■ **DATA RECORDS**:
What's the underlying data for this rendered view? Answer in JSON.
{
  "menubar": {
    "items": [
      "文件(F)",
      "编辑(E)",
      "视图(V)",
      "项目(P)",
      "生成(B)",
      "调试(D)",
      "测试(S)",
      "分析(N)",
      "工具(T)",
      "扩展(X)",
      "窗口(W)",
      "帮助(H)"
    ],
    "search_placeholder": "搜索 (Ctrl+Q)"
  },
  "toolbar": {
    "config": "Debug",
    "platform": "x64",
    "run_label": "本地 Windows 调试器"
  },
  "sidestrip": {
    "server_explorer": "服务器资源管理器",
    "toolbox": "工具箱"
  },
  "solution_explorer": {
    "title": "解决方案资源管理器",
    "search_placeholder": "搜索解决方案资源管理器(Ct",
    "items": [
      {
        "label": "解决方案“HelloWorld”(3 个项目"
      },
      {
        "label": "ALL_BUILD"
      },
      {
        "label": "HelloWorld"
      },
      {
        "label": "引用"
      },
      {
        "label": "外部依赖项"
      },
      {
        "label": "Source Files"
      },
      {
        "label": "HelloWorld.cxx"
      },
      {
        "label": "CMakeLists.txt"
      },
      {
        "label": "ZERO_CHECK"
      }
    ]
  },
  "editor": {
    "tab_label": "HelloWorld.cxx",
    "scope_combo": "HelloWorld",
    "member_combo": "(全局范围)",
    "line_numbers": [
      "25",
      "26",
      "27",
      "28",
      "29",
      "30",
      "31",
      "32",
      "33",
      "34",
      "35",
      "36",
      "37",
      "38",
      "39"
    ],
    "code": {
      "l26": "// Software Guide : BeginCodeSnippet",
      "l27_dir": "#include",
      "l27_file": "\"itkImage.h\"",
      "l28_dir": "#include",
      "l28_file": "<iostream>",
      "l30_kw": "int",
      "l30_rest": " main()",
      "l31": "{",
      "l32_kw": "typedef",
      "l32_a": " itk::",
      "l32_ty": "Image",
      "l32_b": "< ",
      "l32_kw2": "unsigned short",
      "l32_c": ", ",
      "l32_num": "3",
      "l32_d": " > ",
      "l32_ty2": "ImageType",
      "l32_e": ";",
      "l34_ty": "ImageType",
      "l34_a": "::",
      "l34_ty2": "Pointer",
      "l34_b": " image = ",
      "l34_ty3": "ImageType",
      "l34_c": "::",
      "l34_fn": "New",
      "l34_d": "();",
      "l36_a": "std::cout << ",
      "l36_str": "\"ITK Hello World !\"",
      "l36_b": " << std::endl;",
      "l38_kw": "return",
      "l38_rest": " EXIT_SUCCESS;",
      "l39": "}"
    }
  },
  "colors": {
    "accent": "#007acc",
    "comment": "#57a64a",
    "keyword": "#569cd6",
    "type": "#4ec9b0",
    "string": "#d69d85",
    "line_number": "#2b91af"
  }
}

■ **WHAT TO PRODUCE**:
What is the number of lines holding the word "ImageType"? State it alone.

■ **COMPLETED TASK**:
3